→ Aim of the task: Using the listing beneath this task, count the lines with the word "true" and write only the result.

______

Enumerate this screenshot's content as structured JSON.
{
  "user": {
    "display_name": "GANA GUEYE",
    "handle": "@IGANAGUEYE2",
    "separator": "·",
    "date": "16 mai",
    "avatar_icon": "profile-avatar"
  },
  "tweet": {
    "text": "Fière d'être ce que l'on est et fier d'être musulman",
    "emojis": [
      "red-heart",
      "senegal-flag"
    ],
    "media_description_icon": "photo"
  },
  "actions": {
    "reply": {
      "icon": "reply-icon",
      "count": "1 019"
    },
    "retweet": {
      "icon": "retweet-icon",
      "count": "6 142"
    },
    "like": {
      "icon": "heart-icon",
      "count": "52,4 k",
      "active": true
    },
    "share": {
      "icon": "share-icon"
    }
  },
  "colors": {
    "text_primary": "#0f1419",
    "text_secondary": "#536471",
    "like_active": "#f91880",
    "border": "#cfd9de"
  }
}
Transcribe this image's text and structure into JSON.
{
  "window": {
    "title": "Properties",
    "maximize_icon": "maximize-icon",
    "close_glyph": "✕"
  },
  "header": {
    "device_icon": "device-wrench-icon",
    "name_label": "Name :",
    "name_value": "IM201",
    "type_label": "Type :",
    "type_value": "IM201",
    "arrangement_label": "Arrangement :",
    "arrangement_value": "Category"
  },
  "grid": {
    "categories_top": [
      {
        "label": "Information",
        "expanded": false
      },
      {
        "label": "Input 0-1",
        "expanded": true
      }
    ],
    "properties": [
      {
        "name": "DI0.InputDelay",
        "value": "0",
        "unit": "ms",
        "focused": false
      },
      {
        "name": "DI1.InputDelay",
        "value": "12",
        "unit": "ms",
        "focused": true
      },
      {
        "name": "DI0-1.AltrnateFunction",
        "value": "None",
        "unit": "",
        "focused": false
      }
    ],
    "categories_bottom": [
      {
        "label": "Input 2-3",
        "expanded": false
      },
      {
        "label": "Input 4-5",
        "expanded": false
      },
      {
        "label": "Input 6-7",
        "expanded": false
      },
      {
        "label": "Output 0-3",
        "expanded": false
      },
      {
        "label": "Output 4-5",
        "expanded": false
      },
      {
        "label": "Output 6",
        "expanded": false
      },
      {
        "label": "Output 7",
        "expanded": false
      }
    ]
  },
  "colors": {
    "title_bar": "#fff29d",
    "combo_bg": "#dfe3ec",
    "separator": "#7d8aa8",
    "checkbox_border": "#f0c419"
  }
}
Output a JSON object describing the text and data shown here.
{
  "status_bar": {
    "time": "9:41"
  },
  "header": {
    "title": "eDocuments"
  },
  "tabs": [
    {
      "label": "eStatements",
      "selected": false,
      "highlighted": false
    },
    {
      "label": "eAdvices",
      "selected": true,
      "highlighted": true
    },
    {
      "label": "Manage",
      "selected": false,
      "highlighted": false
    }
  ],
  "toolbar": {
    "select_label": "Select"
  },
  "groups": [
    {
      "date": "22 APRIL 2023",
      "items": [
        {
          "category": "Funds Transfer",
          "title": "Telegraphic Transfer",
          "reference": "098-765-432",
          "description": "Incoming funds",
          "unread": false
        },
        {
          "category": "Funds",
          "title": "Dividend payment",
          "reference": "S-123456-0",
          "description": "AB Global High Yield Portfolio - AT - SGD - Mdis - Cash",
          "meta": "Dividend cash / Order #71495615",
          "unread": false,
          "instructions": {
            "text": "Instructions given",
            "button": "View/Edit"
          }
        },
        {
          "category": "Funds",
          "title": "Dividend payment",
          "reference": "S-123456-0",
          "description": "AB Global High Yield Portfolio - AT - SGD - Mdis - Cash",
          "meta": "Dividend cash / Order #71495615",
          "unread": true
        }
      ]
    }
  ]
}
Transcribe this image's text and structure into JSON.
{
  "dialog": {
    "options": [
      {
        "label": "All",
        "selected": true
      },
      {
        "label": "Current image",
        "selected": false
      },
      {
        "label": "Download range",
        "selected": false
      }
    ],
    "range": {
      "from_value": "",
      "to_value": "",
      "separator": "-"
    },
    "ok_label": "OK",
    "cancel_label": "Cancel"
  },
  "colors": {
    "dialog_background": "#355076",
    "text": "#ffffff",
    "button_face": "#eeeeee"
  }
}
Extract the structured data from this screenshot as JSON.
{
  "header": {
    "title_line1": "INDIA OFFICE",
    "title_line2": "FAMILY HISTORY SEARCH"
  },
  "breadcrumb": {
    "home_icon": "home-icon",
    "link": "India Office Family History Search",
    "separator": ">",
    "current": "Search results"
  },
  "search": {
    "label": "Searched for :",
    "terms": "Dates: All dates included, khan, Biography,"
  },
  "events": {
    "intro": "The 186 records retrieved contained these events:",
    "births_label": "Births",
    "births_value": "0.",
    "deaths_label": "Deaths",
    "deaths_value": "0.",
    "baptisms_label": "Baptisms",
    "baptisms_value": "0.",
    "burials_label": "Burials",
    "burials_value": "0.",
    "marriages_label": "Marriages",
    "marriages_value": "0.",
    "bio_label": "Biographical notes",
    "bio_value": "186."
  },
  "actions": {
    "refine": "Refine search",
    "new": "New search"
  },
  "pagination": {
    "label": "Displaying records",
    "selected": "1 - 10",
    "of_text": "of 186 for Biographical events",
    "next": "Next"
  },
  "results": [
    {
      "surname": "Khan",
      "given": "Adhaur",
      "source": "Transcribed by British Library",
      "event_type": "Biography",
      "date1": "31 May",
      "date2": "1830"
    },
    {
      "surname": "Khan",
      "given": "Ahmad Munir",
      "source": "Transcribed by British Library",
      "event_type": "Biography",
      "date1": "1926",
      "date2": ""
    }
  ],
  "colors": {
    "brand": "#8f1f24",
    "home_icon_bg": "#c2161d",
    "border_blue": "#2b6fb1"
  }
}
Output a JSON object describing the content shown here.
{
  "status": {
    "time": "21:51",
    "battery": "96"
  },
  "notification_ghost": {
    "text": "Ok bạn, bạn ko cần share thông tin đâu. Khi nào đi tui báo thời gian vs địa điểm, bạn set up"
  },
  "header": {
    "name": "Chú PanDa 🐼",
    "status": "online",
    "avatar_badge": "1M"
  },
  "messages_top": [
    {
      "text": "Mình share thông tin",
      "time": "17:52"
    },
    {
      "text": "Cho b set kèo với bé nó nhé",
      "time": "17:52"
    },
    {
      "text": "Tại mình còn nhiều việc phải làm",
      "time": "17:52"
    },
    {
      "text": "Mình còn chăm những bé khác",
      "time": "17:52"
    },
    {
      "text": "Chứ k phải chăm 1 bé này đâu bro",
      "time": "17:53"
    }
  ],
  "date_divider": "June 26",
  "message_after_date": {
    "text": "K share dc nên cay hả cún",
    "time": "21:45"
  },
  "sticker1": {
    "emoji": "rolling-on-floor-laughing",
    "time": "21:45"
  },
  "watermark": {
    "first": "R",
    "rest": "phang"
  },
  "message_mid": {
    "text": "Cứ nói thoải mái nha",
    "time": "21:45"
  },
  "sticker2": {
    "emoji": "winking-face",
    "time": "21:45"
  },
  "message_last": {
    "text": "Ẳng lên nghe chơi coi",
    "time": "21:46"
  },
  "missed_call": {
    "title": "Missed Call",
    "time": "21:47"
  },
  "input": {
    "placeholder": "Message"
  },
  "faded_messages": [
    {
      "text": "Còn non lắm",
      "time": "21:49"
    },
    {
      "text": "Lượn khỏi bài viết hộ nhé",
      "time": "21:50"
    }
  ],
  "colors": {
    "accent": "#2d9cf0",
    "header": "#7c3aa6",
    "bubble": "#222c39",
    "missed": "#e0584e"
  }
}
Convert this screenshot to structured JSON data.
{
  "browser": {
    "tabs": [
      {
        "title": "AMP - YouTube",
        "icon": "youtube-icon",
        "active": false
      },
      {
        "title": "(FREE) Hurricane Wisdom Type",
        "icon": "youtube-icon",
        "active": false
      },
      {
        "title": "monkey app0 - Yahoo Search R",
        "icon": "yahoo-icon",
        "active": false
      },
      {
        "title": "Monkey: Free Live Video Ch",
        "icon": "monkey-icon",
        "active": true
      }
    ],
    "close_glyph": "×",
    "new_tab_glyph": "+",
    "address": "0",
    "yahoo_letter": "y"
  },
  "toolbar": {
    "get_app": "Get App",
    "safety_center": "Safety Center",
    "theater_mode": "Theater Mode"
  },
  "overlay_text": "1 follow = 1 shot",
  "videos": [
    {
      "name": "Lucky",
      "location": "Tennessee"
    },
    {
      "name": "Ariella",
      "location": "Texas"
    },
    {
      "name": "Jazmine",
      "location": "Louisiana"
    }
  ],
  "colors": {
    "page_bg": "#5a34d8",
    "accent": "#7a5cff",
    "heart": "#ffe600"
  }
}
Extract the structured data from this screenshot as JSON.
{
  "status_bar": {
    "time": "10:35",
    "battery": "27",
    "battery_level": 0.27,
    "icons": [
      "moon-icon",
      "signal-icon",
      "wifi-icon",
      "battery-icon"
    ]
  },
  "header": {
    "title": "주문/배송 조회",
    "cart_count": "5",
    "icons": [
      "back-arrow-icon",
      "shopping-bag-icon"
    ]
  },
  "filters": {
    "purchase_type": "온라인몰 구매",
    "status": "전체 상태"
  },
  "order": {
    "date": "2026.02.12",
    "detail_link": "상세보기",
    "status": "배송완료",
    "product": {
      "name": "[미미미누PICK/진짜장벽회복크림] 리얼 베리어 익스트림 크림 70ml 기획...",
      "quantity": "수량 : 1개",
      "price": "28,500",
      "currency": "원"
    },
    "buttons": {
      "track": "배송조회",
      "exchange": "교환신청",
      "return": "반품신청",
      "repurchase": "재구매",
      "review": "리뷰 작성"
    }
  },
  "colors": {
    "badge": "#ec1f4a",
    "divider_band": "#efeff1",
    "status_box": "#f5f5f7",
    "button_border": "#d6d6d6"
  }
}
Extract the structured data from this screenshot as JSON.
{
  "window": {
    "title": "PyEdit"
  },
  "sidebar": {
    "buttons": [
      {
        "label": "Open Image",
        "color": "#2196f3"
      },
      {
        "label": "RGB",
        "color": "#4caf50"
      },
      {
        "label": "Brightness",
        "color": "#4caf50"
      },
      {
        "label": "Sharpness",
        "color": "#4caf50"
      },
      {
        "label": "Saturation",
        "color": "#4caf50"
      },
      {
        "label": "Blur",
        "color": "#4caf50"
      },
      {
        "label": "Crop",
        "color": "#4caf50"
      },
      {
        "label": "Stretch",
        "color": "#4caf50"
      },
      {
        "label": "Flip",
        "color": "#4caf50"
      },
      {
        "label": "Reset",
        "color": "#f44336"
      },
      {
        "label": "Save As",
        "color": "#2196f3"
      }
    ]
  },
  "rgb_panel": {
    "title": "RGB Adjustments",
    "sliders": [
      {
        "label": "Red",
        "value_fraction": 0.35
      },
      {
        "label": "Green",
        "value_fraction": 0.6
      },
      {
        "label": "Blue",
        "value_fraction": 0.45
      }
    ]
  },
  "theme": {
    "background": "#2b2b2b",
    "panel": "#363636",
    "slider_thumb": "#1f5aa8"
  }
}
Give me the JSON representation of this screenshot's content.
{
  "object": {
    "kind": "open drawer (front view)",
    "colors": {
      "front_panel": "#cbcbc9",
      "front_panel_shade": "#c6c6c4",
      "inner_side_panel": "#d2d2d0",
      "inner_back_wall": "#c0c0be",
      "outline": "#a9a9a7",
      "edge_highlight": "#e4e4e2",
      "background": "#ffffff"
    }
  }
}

______

→ Expected answer: 8